• [Task requirements]
Which lines in the records below contain the word "Counts"? Copy each of them.

>>>

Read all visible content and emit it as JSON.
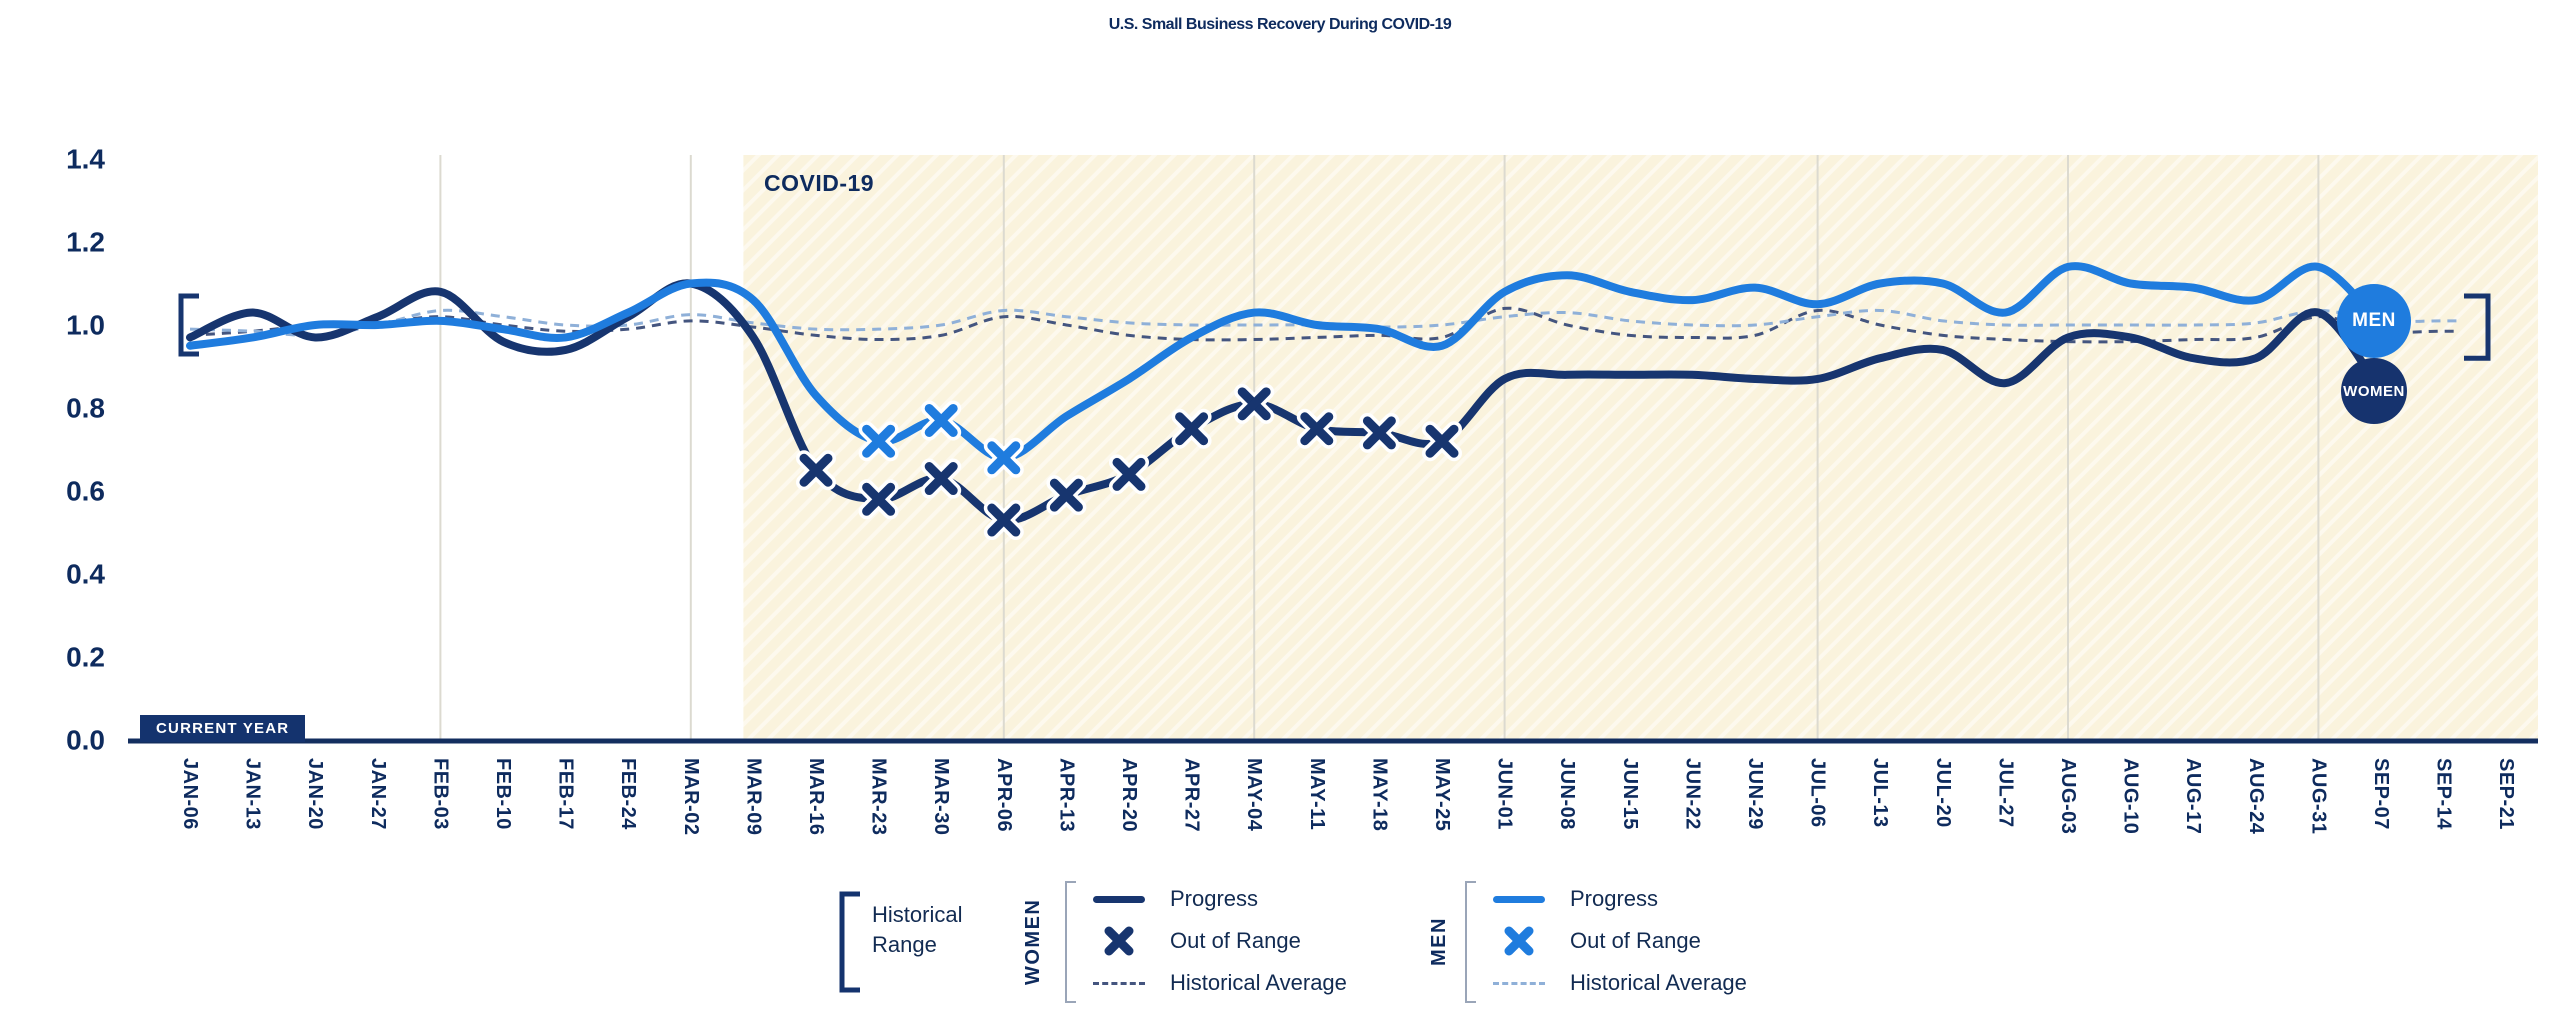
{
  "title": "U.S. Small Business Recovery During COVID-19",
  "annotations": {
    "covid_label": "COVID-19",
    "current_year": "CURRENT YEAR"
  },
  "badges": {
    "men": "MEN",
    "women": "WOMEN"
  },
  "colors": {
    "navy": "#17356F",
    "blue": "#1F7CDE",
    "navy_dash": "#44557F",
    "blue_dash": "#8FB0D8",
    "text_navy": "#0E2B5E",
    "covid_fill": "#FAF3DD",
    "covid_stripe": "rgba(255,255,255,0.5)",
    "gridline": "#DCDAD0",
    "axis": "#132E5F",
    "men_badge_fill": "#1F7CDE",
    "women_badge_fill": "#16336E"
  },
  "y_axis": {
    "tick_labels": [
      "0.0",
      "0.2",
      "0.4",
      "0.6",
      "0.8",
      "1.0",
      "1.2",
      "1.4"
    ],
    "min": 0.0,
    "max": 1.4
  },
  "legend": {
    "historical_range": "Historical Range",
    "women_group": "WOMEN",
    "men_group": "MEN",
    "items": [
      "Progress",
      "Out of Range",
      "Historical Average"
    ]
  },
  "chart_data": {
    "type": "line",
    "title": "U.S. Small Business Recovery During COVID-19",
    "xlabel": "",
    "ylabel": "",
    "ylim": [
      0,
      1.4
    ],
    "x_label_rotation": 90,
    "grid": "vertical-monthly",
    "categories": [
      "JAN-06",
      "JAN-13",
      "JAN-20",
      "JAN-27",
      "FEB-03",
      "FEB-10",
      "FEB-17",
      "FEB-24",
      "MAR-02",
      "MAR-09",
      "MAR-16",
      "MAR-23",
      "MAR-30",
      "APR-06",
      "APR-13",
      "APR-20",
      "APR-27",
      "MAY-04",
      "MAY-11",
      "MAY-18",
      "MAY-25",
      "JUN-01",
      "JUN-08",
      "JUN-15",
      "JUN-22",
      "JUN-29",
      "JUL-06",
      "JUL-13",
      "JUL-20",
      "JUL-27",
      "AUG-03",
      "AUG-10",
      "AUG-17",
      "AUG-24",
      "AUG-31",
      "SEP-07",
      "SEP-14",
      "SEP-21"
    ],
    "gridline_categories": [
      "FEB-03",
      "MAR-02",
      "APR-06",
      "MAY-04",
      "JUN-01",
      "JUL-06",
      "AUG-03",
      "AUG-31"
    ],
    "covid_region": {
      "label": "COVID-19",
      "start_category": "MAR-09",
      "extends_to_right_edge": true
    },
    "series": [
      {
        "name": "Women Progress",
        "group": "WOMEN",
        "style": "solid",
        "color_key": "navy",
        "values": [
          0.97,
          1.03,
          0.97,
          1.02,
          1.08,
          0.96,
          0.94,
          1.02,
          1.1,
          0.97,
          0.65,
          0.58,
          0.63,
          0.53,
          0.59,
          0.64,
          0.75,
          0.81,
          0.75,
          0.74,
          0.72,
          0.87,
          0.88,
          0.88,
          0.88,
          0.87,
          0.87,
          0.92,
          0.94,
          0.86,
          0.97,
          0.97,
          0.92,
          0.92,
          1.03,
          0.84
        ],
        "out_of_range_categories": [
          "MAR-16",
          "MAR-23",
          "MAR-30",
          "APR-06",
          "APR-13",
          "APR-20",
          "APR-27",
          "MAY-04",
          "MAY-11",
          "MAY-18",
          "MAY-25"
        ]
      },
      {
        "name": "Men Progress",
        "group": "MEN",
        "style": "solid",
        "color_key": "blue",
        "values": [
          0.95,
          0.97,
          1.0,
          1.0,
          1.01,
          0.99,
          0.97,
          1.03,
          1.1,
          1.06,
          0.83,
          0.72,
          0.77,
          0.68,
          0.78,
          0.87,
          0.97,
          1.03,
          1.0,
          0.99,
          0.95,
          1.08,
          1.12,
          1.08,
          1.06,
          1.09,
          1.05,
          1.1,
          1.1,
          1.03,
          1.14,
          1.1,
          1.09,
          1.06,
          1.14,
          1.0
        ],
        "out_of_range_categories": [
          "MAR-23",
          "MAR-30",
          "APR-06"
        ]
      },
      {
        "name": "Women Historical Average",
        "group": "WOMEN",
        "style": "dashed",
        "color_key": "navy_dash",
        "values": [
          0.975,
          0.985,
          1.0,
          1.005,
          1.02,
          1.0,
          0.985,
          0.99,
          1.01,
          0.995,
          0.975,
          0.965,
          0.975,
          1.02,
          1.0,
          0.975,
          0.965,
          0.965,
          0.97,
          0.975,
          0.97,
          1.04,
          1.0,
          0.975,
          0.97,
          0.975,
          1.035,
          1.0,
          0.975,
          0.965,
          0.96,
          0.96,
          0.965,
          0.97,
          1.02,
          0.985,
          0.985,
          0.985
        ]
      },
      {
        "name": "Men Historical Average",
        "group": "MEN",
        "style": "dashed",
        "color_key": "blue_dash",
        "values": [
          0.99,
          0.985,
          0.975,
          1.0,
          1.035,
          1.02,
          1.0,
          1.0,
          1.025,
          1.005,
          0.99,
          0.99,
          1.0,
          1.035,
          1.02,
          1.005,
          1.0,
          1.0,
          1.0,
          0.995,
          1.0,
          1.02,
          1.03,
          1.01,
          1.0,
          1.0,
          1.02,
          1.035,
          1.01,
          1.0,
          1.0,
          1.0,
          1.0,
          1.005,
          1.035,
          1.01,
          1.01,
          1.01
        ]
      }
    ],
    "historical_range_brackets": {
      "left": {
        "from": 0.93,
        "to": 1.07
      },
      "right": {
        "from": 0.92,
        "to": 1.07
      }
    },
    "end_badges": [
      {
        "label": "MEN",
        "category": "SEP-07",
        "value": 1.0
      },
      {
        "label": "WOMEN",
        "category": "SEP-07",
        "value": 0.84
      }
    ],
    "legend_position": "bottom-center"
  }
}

<<<
>>>

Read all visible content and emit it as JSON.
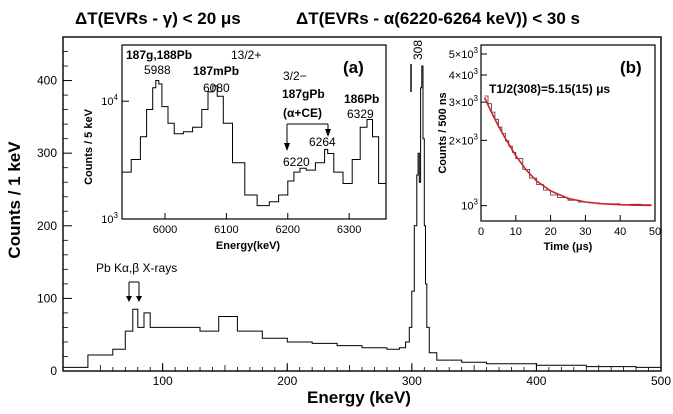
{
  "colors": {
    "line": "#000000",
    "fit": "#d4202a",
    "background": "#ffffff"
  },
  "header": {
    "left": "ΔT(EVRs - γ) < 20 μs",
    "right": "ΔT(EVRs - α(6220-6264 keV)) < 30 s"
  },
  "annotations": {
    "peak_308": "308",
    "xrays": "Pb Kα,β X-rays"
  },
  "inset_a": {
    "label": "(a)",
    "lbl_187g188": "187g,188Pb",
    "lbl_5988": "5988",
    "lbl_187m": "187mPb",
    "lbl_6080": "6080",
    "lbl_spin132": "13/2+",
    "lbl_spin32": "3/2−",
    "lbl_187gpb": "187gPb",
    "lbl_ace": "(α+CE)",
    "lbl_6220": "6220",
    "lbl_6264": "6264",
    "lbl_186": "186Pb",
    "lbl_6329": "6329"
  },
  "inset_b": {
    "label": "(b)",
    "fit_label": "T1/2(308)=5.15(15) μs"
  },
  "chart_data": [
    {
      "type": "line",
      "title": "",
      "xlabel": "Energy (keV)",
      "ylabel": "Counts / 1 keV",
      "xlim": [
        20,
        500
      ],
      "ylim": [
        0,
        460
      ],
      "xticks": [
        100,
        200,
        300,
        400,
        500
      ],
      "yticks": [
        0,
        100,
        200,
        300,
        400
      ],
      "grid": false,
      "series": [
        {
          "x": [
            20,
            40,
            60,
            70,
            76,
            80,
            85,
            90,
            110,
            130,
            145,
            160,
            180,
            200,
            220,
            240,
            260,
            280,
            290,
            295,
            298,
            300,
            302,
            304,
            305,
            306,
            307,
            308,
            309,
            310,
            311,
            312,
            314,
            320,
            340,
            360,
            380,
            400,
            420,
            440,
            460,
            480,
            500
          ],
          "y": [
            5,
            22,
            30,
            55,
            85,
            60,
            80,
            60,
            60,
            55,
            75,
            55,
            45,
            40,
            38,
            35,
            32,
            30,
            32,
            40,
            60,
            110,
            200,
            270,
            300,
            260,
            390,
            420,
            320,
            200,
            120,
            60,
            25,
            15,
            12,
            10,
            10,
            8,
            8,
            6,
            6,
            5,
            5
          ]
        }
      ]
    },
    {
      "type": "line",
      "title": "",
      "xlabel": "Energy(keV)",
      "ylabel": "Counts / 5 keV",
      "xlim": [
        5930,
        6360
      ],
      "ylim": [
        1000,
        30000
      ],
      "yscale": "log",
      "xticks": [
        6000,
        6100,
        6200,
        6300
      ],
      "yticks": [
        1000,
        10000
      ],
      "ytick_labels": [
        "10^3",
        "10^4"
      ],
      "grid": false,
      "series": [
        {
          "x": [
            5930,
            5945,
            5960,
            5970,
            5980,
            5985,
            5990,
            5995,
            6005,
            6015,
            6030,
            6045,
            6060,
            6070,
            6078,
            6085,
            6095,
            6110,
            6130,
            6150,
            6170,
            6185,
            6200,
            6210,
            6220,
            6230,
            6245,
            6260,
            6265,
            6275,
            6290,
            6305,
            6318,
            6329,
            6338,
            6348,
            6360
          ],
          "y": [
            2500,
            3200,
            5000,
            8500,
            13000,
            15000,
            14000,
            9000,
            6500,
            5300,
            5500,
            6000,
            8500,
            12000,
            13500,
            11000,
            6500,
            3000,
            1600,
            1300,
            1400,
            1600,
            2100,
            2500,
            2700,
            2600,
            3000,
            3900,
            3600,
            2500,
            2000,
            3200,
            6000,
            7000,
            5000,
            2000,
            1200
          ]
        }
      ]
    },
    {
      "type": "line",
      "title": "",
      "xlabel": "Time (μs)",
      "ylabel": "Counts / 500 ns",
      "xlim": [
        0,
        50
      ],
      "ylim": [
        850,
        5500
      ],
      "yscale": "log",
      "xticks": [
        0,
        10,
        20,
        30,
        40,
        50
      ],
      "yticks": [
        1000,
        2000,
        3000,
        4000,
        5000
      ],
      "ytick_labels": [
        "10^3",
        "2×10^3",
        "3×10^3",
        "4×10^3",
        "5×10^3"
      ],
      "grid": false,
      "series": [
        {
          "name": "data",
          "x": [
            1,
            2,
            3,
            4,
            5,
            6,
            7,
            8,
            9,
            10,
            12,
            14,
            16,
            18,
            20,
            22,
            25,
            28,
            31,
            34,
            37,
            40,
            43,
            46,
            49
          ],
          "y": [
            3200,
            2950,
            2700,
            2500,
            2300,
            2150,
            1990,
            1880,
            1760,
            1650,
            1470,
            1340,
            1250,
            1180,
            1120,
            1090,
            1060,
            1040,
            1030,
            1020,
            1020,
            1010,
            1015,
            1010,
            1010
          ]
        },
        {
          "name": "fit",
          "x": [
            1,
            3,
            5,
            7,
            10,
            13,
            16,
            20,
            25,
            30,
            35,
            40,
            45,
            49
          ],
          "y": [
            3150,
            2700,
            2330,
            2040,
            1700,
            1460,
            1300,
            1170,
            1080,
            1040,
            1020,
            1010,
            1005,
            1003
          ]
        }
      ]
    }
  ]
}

<<<

• [Reply]
      "ylabel": "Counts / 1 keV",
      "ylabel": "Counts / 5 keV",
      "ylabel": "Counts / 500 ns",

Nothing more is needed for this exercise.